* [WHAT IS ASKED] Repeat each entry word for word. Leave any images out of the copy.

[Records from a collection of figures]
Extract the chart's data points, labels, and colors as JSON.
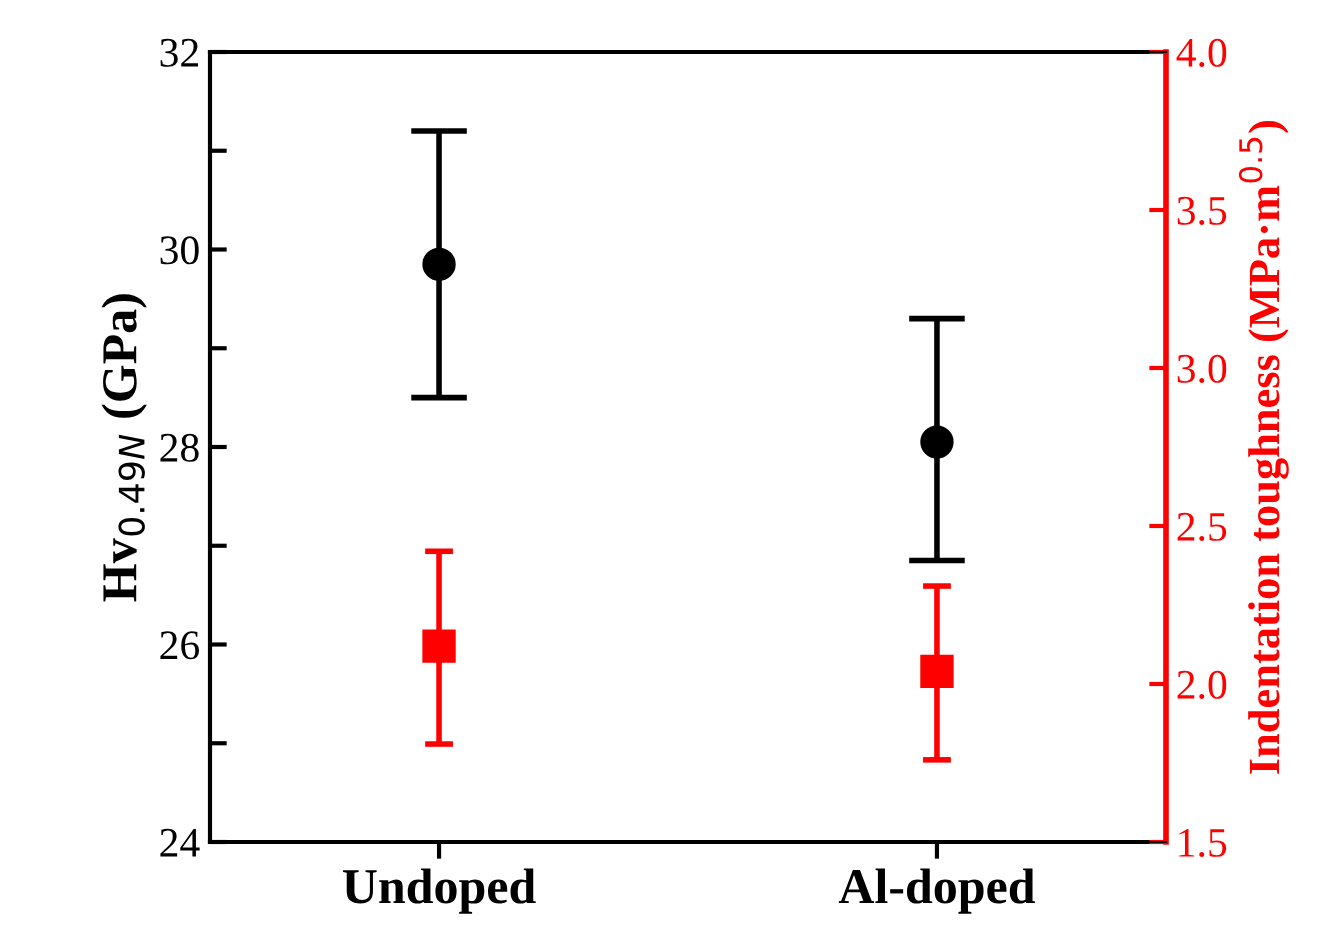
{
  "chart_data": {
    "type": "scatter",
    "categories": [
      "Undoped",
      "Al-doped"
    ],
    "ylabel": "Hv$_{0.49N}$ (GPa)",
    "y2label": "Indentation toughness (MPa·m$^{0.5}$)",
    "ylim": [
      24,
      32
    ],
    "yticks": [
      24,
      {
        "value": 25,
        "label": null
      },
      26,
      {
        "value": 27,
        "label": null
      },
      28,
      {
        "value": 29,
        "label": null
      },
      30,
      {
        "value": 31,
        "label": null
      },
      32
    ],
    "y2lim": [
      1.5,
      4.0
    ],
    "y2ticks": [
      {
        "value": 1.5,
        "label": "1.5"
      },
      {
        "value": 2.0,
        "label": "2.0"
      },
      {
        "value": 2.5,
        "label": "2.5"
      },
      {
        "value": 3.0,
        "label": "3.0"
      },
      {
        "value": 3.5,
        "label": "3.5"
      },
      {
        "value": 4.0,
        "label": "4.0"
      }
    ],
    "series": [
      {
        "color": "#000000",
        "marker": "circle",
        "values": [
          29.85,
          28.05
        ],
        "errors": [
          [
            28.5,
            31.2
          ],
          [
            26.85,
            29.3
          ]
        ]
      },
      {
        "color": "#ff0000",
        "marker": "square",
        "axis": "y2",
        "values": [
          2.12,
          2.04
        ],
        "errors": [
          [
            1.81,
            2.42
          ],
          [
            1.76,
            2.31
          ]
        ]
      }
    ],
    "grid": false,
    "legend": false
  }
}
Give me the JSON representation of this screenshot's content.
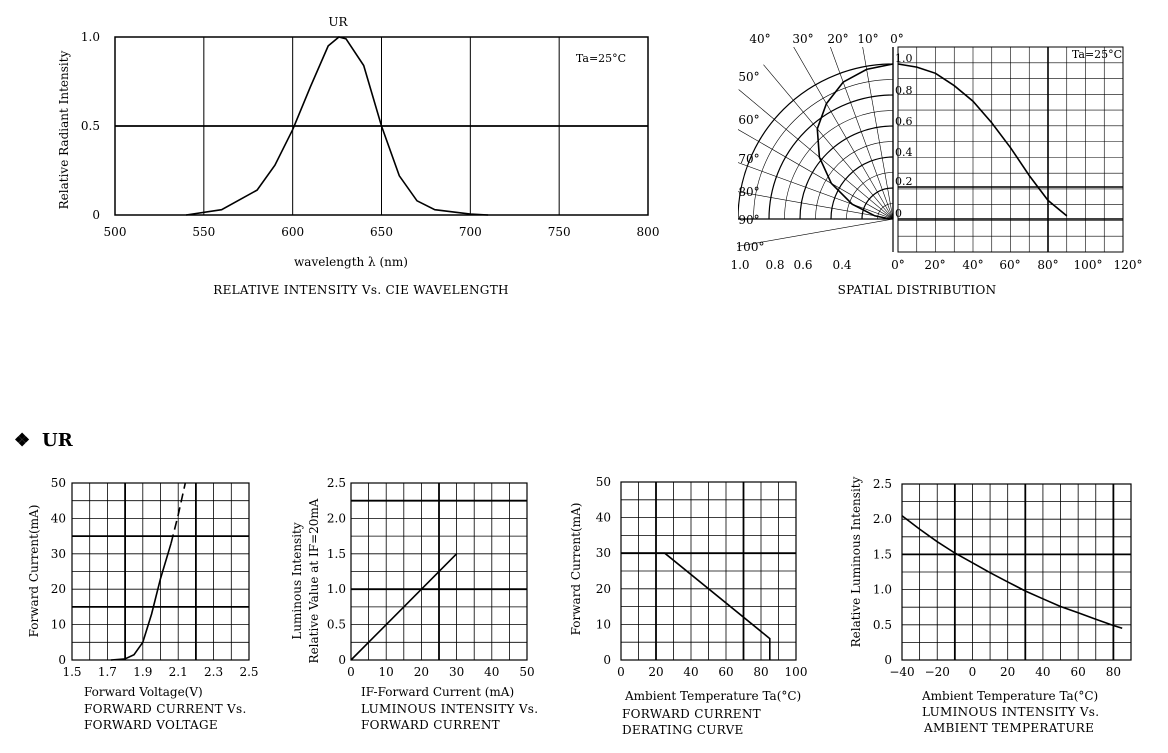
{
  "section": {
    "bullet": "❖",
    "title": "UR"
  },
  "chart_data": [
    {
      "id": "spectrum",
      "type": "line",
      "curve_label": "UR",
      "temp_label": "Ta=25°C",
      "xlabel": "wavelength λ (nm)",
      "ylabel": "Relative Radiant Intensity",
      "caption": "RELATIVE INTENSITY Vs. CIE WAVELENGTH",
      "xlim": [
        500,
        800
      ],
      "ylim": [
        0,
        1.0
      ],
      "xticks": [
        "500",
        "550",
        "600",
        "650",
        "700",
        "750",
        "800"
      ],
      "yticks": [
        "0",
        "0.5",
        "1.0"
      ],
      "grid": true,
      "series": [
        {
          "x": [
            540,
            560,
            580,
            590,
            600,
            610,
            620,
            626,
            630,
            640,
            650,
            660,
            670,
            680,
            700,
            710
          ],
          "y": [
            0,
            0.03,
            0.14,
            0.28,
            0.48,
            0.72,
            0.95,
            1.0,
            0.99,
            0.84,
            0.5,
            0.22,
            0.08,
            0.03,
            0.005,
            0
          ]
        }
      ]
    },
    {
      "id": "spatial",
      "type": "polar",
      "temp_label": "Ta=25°C",
      "caption": "SPATIAL DISTRIBUTION",
      "angle_labels_top": [
        "40°",
        "30°",
        "20°",
        "10°",
        "0°"
      ],
      "angle_labels_left": [
        "50°",
        "60°",
        "70°",
        "80°",
        "90°",
        "100°"
      ],
      "radial_labels_bottom": [
        "1.0",
        "0.8",
        "0.6",
        "0.4"
      ],
      "inner_labels": [
        "1.0",
        "0.8",
        "0.6",
        "0.4",
        "0.2",
        "0"
      ],
      "x_labels": [
        "0°",
        "20°",
        "40°",
        "60°",
        "80°",
        "100°",
        "120°"
      ],
      "series": [
        {
          "angle_deg": [
            0,
            10,
            20,
            30,
            40,
            50,
            60,
            70,
            80,
            90
          ],
          "intensity": [
            1.0,
            0.98,
            0.94,
            0.86,
            0.76,
            0.62,
            0.46,
            0.28,
            0.12,
            0.02
          ]
        }
      ]
    },
    {
      "id": "iv",
      "type": "line",
      "xlabel": "Forward Voltage(V)",
      "ylabel": "Forward Current(mA)",
      "caption": [
        "FORWARD CURRENT Vs.",
        "FORWARD VOLTAGE"
      ],
      "xlim": [
        1.5,
        2.5
      ],
      "ylim": [
        0,
        50
      ],
      "xticks": [
        "1.5",
        "1.7",
        "1.9",
        "2.1",
        "2.3",
        "2.5"
      ],
      "yticks": [
        "0",
        "10",
        "20",
        "30",
        "40",
        "50"
      ],
      "series": [
        {
          "x": [
            1.72,
            1.8,
            1.85,
            1.9,
            1.95,
            2.0,
            2.06
          ],
          "y": [
            0,
            0.3,
            1.5,
            5,
            13,
            23,
            33
          ],
          "style": "solid"
        },
        {
          "x": [
            2.06,
            2.1,
            2.14
          ],
          "y": [
            33,
            41,
            50
          ],
          "style": "dashed"
        }
      ]
    },
    {
      "id": "lum_current",
      "type": "line",
      "xlabel": "IF-Forward Current (mA)",
      "ylabel": [
        "Luminous Intensity",
        "Relative Value at IF=20mA"
      ],
      "caption": [
        "LUMINOUS INTENSITY Vs.",
        "FORWARD CURRENT"
      ],
      "xlim": [
        0,
        50
      ],
      "ylim": [
        0,
        2.5
      ],
      "xticks": [
        "0",
        "10",
        "20",
        "30",
        "40",
        "50"
      ],
      "yticks": [
        "0",
        "0.5",
        "1.0",
        "1.5",
        "2.0",
        "2.5"
      ],
      "series": [
        {
          "x": [
            0,
            30
          ],
          "y": [
            0,
            1.5
          ]
        }
      ]
    },
    {
      "id": "derating",
      "type": "line",
      "xlabel": "Ambient Temperature Ta(°C)",
      "ylabel": "Forward Current(mA)",
      "caption": [
        "FORWARD CURRENT",
        "DERATING CURVE"
      ],
      "xlim": [
        0,
        100
      ],
      "ylim": [
        0,
        50
      ],
      "xticks": [
        "0",
        "20",
        "40",
        "60",
        "80",
        "100"
      ],
      "yticks": [
        "0",
        "10",
        "20",
        "30",
        "40",
        "50"
      ],
      "series": [
        {
          "x": [
            0,
            25,
            85,
            85
          ],
          "y": [
            30,
            30,
            6,
            0
          ]
        }
      ]
    },
    {
      "id": "lum_temp",
      "type": "line",
      "xlabel": "Ambient Temperature Ta(°C)",
      "ylabel": "Relative Luminous Intensity",
      "caption": [
        "LUMINOUS INTENSITY Vs.",
        "AMBIENT TEMPERATURE"
      ],
      "xlim": [
        -40,
        90
      ],
      "ylim": [
        0,
        2.5
      ],
      "xticks": [
        "−40",
        "−20",
        "0",
        "20",
        "40",
        "60",
        "80"
      ],
      "yticks": [
        "0",
        "0.5",
        "1.0",
        "1.5",
        "2.0",
        "2.5"
      ],
      "series": [
        {
          "x": [
            -40,
            -30,
            -20,
            -10,
            0,
            10,
            20,
            30,
            40,
            50,
            60,
            70,
            80,
            85
          ],
          "y": [
            2.05,
            1.86,
            1.68,
            1.52,
            1.38,
            1.24,
            1.11,
            0.98,
            0.87,
            0.76,
            0.67,
            0.58,
            0.49,
            0.45
          ]
        }
      ]
    }
  ]
}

* [COMPLETE RESPONSE]
Extract the chart's data points, labels, and colors as JSON.
{
  "chart_data": {
    "type": "scatter",
    "categories": [
      "Undoped",
      "Al-doped"
    ],
    "ylabel": "Hv$_{0.49N}$ (GPa)",
    "y2label": "Indentation toughness (MPa·m$^{0.5}$)",
    "ylim": [
      24,
      32
    ],
    "yticks": [
      24,
      {
        "value": 25,
        "label": null
      },
      26,
      {
        "value": 27,
        "label": null
      },
      28,
      {
        "value": 29,
        "label": null
      },
      30,
      {
        "value": 31,
        "label": null
      },
      32
    ],
    "y2lim": [
      1.5,
      4.0
    ],
    "y2ticks": [
      {
        "value": 1.5,
        "label": "1.5"
      },
      {
        "value": 2.0,
        "label": "2.0"
      },
      {
        "value": 2.5,
        "label": "2.5"
      },
      {
        "value": 3.0,
        "label": "3.0"
      },
      {
        "value": 3.5,
        "label": "3.5"
      },
      {
        "value": 4.0,
        "label": "4.0"
      }
    ],
    "series": [
      {
        "color": "#000000",
        "marker": "circle",
        "values": [
          29.85,
          28.05
        ],
        "errors": [
          [
            28.5,
            31.2
          ],
          [
            26.85,
            29.3
          ]
        ]
      },
      {
        "color": "#ff0000",
        "marker": "square",
        "axis": "y2",
        "values": [
          2.12,
          2.04
        ],
        "errors": [
          [
            1.81,
            2.42
          ],
          [
            1.76,
            2.31
          ]
        ]
      }
    ],
    "grid": false,
    "legend": false
  }
}
Give me the JSON representation of this screenshot's content.
{
  "section": {
    "bullet": "❖",
    "title": "UR"
  },
  "chart_data": [
    {
      "id": "spectrum",
      "type": "line",
      "curve_label": "UR",
      "temp_label": "Ta=25°C",
      "xlabel": "wavelength λ (nm)",
      "ylabel": "Relative Radiant Intensity",
      "caption": "RELATIVE INTENSITY Vs. CIE WAVELENGTH",
      "xlim": [
        500,
        800
      ],
      "ylim": [
        0,
        1.0
      ],
      "xticks": [
        "500",
        "550",
        "600",
        "650",
        "700",
        "750",
        "800"
      ],
      "yticks": [
        "0",
        "0.5",
        "1.0"
      ],
      "grid": true,
      "series": [
        {
          "x": [
            540,
            560,
            580,
            590,
            600,
            610,
            620,
            626,
            630,
            640,
            650,
            660,
            670,
            680,
            700,
            710
          ],
          "y": [
            0,
            0.03,
            0.14,
            0.28,
            0.48,
            0.72,
            0.95,
            1.0,
            0.99,
            0.84,
            0.5,
            0.22,
            0.08,
            0.03,
            0.005,
            0
          ]
        }
      ]
    },
    {
      "id": "spatial",
      "type": "polar",
      "temp_label": "Ta=25°C",
      "caption": "SPATIAL DISTRIBUTION",
      "angle_labels_top": [
        "40°",
        "30°",
        "20°",
        "10°",
        "0°"
      ],
      "angle_labels_left": [
        "50°",
        "60°",
        "70°",
        "80°",
        "90°",
        "100°"
      ],
      "radial_labels_bottom": [
        "1.0",
        "0.8",
        "0.6",
        "0.4"
      ],
      "inner_labels": [
        "1.0",
        "0.8",
        "0.6",
        "0.4",
        "0.2",
        "0"
      ],
      "x_labels": [
        "0°",
        "20°",
        "40°",
        "60°",
        "80°",
        "100°",
        "120°"
      ],
      "series": [
        {
          "angle_deg": [
            0,
            10,
            20,
            30,
            40,
            50,
            60,
            70,
            80,
            90
          ],
          "intensity": [
            1.0,
            0.98,
            0.94,
            0.86,
            0.76,
            0.62,
            0.46,
            0.28,
            0.12,
            0.02
          ]
        }
      ]
    },
    {
      "id": "iv",
      "type": "line",
      "xlabel": "Forward Voltage(V)",
      "ylabel": "Forward Current(mA)",
      "caption": [
        "FORWARD CURRENT Vs.",
        "FORWARD VOLTAGE"
      ],
      "xlim": [
        1.5,
        2.5
      ],
      "ylim": [
        0,
        50
      ],
      "xticks": [
        "1.5",
        "1.7",
        "1.9",
        "2.1",
        "2.3",
        "2.5"
      ],
      "yticks": [
        "0",
        "10",
        "20",
        "30",
        "40",
        "50"
      ],
      "series": [
        {
          "x": [
            1.72,
            1.8,
            1.85,
            1.9,
            1.95,
            2.0,
            2.06
          ],
          "y": [
            0,
            0.3,
            1.5,
            5,
            13,
            23,
            33
          ],
          "style": "solid"
        },
        {
          "x": [
            2.06,
            2.1,
            2.14
          ],
          "y": [
            33,
            41,
            50
          ],
          "style": "dashed"
        }
      ]
    },
    {
      "id": "lum_current",
      "type": "line",
      "xlabel": "IF-Forward Current (mA)",
      "ylabel": [
        "Luminous Intensity",
        "Relative Value at IF=20mA"
      ],
      "caption": [
        "LUMINOUS INTENSITY Vs.",
        "FORWARD CURRENT"
      ],
      "xlim": [
        0,
        50
      ],
      "ylim": [
        0,
        2.5
      ],
      "xticks": [
        "0",
        "10",
        "20",
        "30",
        "40",
        "50"
      ],
      "yticks": [
        "0",
        "0.5",
        "1.0",
        "1.5",
        "2.0",
        "2.5"
      ],
      "series": [
        {
          "x": [
            0,
            30
          ],
          "y": [
            0,
            1.5
          ]
        }
      ]
    },
    {
      "id": "derating",
      "type": "line",
      "xlabel": "Ambient Temperature Ta(°C)",
      "ylabel": "Forward Current(mA)",
      "caption": [
        "FORWARD CURRENT",
        "DERATING CURVE"
      ],
      "xlim": [
        0,
        100
      ],
      "ylim": [
        0,
        50
      ],
      "xticks": [
        "0",
        "20",
        "40",
        "60",
        "80",
        "100"
      ],
      "yticks": [
        "0",
        "10",
        "20",
        "30",
        "40",
        "50"
      ],
      "series": [
        {
          "x": [
            0,
            25,
            85,
            85
          ],
          "y": [
            30,
            30,
            6,
            0
          ]
        }
      ]
    },
    {
      "id": "lum_temp",
      "type": "line",
      "xlabel": "Ambient Temperature Ta(°C)",
      "ylabel": "Relative Luminous Intensity",
      "caption": [
        "LUMINOUS INTENSITY Vs.",
        "AMBIENT TEMPERATURE"
      ],
      "xlim": [
        -40,
        90
      ],
      "ylim": [
        0,
        2.5
      ],
      "xticks": [
        "−40",
        "−20",
        "0",
        "20",
        "40",
        "60",
        "80"
      ],
      "yticks": [
        "0",
        "0.5",
        "1.0",
        "1.5",
        "2.0",
        "2.5"
      ],
      "series": [
        {
          "x": [
            -40,
            -30,
            -20,
            -10,
            0,
            10,
            20,
            30,
            40,
            50,
            60,
            70,
            80,
            85
          ],
          "y": [
            2.05,
            1.86,
            1.68,
            1.52,
            1.38,
            1.24,
            1.11,
            0.98,
            0.87,
            0.76,
            0.67,
            0.58,
            0.49,
            0.45
          ]
        }
      ]
    }
  ]
}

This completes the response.